## Exercise task
Each line below must be set down exactly; omit any image you find.

## Data entries
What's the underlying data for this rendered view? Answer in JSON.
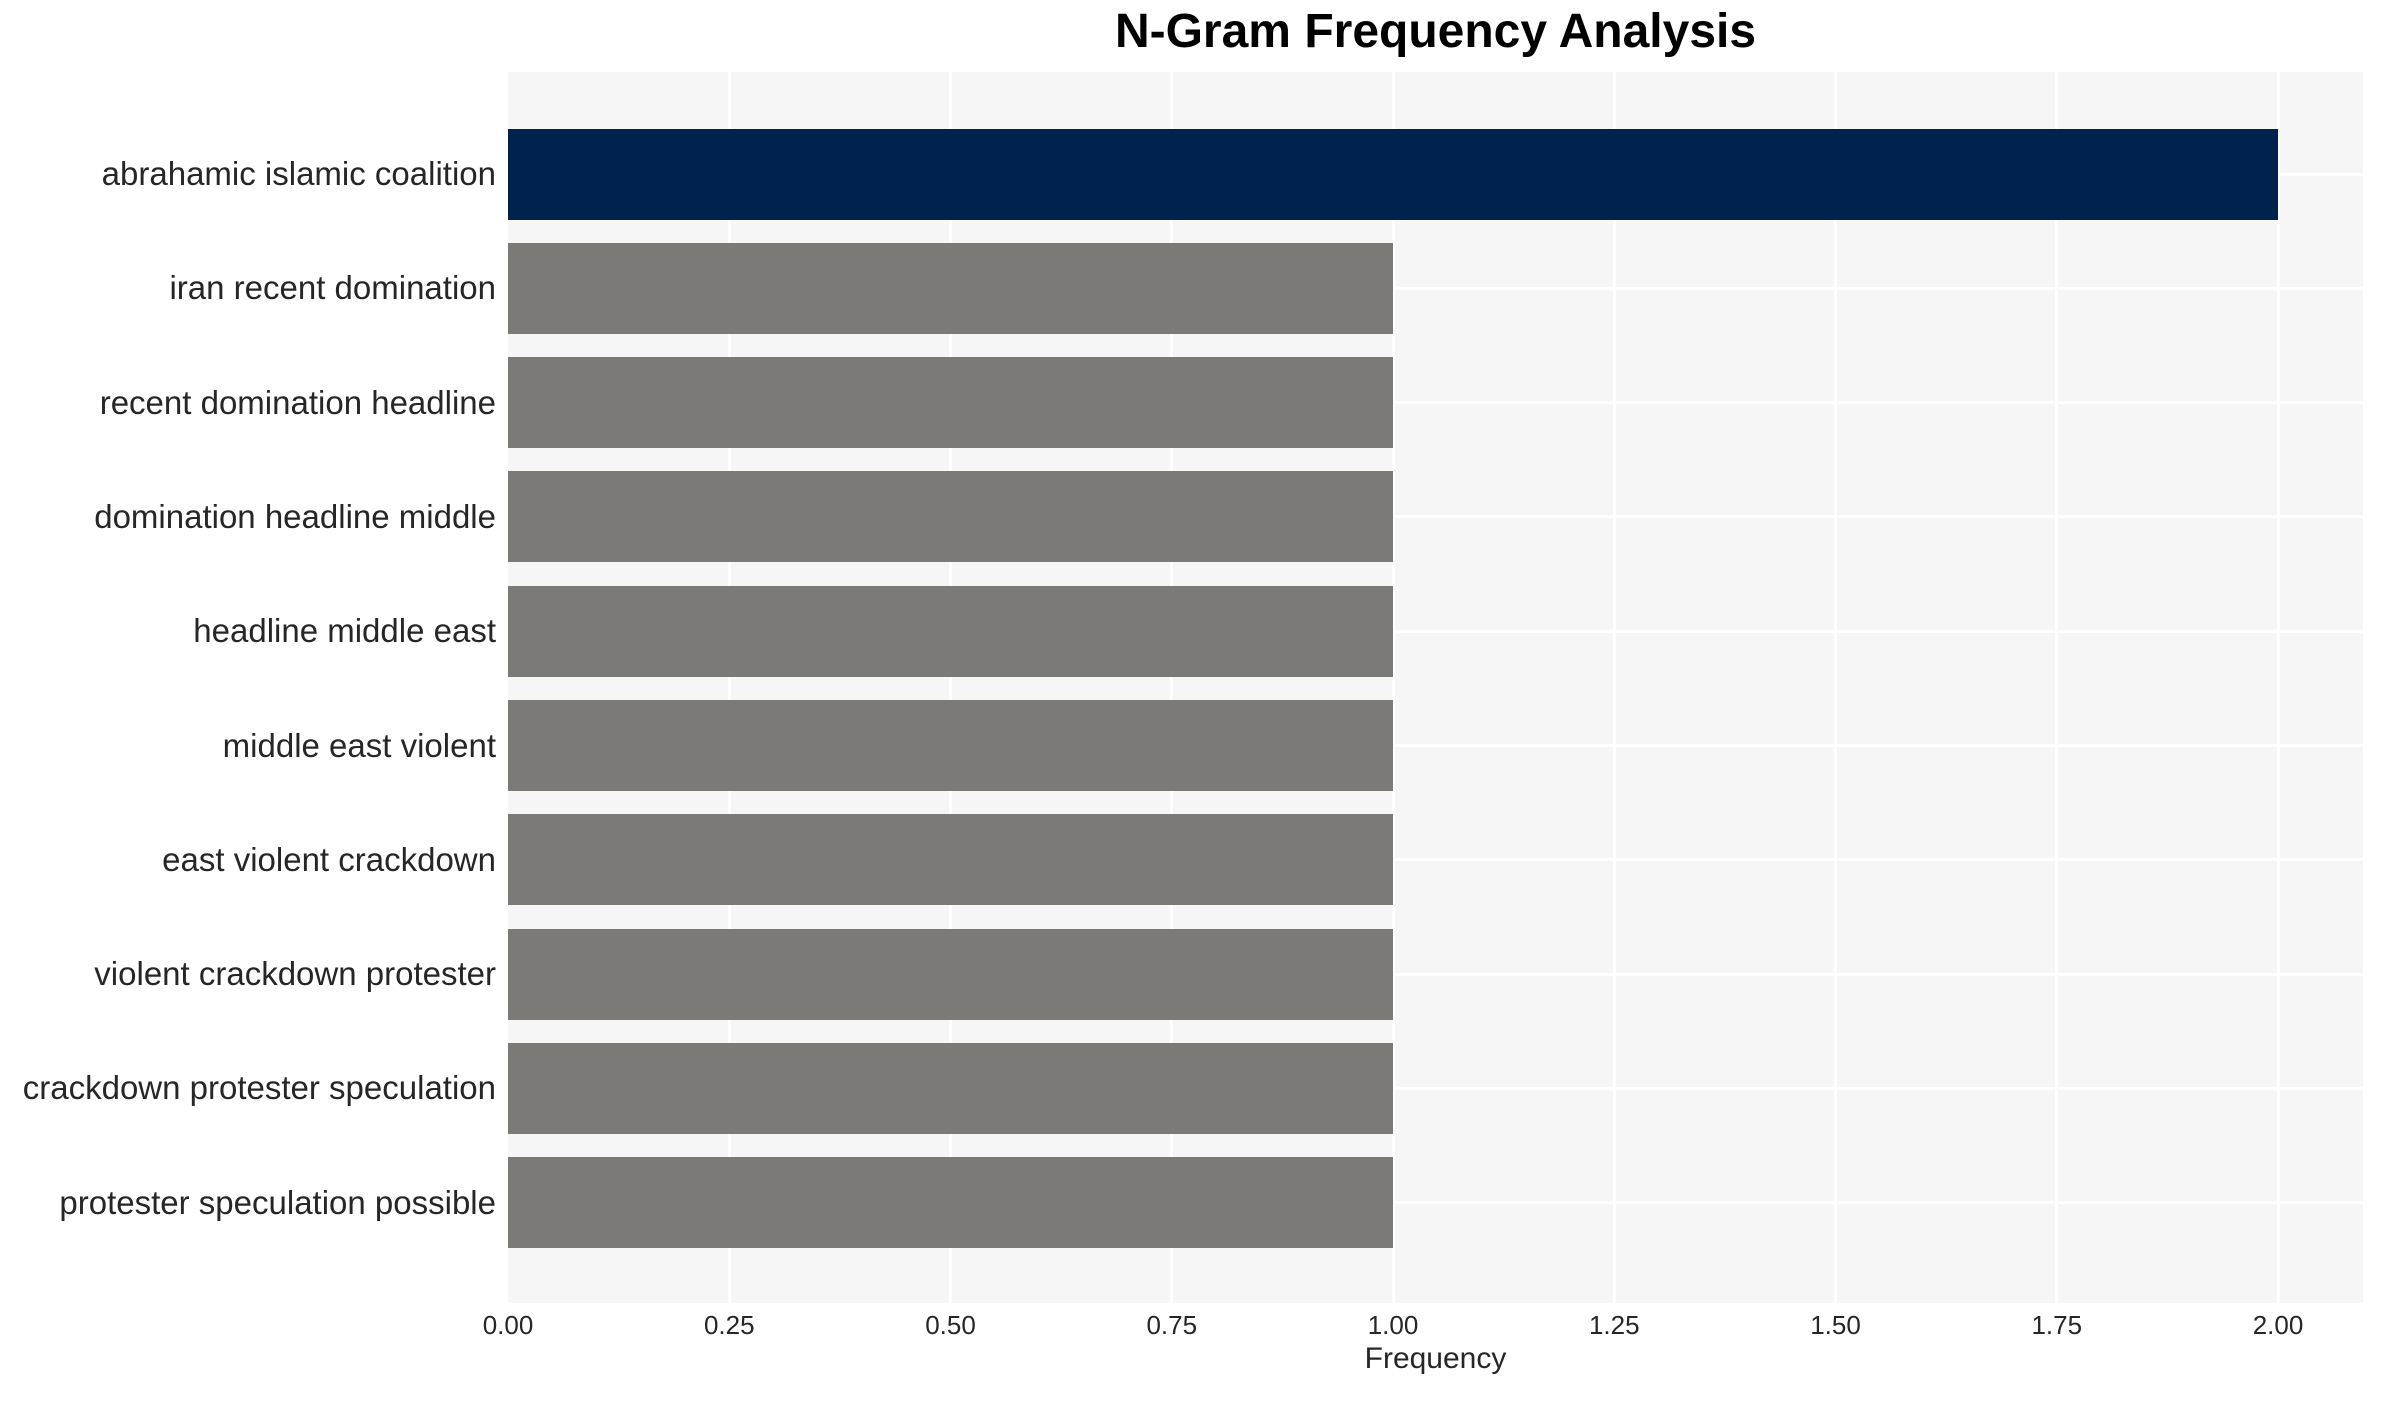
{
  "chart_data": {
    "type": "bar",
    "orientation": "horizontal",
    "title": "N-Gram Frequency Analysis",
    "xlabel": "Frequency",
    "ylabel": "",
    "categories": [
      "abrahamic islamic coalition",
      "iran recent domination",
      "recent domination headline",
      "domination headline middle",
      "headline middle east",
      "middle east violent",
      "east violent crackdown",
      "violent crackdown protester",
      "crackdown protester speculation",
      "protester speculation possible"
    ],
    "values": [
      2,
      1,
      1,
      1,
      1,
      1,
      1,
      1,
      1,
      1
    ],
    "xticks": [
      "0.00",
      "0.25",
      "0.50",
      "0.75",
      "1.00",
      "1.25",
      "1.50",
      "1.75",
      "2.00"
    ],
    "xtick_values": [
      0,
      0.25,
      0.5,
      0.75,
      1.0,
      1.25,
      1.5,
      1.75,
      2.0
    ],
    "xlim": [
      0,
      2.096
    ],
    "grid": true,
    "legend_position": "none",
    "colors": {
      "highlight_bar": "#00234e",
      "default_bar": "#7c7a77",
      "plot_background": "#f6f6f6",
      "grid_line": "#ffffff",
      "tick_text": "#262626",
      "title_text": "#000000"
    }
  }
}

## Answer to the task
What's the underlying data for this rendered view? Answer in JSON.
{
  "chart_data": {
    "type": "bar",
    "orientation": "horizontal",
    "title": "N-Gram Frequency Analysis",
    "xlabel": "Frequency",
    "ylabel": "",
    "categories": [
      "abrahamic islamic coalition",
      "iran recent domination",
      "recent domination headline",
      "domination headline middle",
      "headline middle east",
      "middle east violent",
      "east violent crackdown",
      "violent crackdown protester",
      "crackdown protester speculation",
      "protester speculation possible"
    ],
    "values": [
      2,
      1,
      1,
      1,
      1,
      1,
      1,
      1,
      1,
      1
    ],
    "xticks": [
      "0.00",
      "0.25",
      "0.50",
      "0.75",
      "1.00",
      "1.25",
      "1.50",
      "1.75",
      "2.00"
    ],
    "xtick_values": [
      0,
      0.25,
      0.5,
      0.75,
      1.0,
      1.25,
      1.5,
      1.75,
      2.0
    ],
    "xlim": [
      0,
      2.096
    ],
    "grid": true,
    "legend_position": "none",
    "colors": {
      "highlight_bar": "#00234e",
      "default_bar": "#7c7a77",
      "plot_background": "#f6f6f6",
      "grid_line": "#ffffff",
      "tick_text": "#262626",
      "title_text": "#000000"
    }
  }
}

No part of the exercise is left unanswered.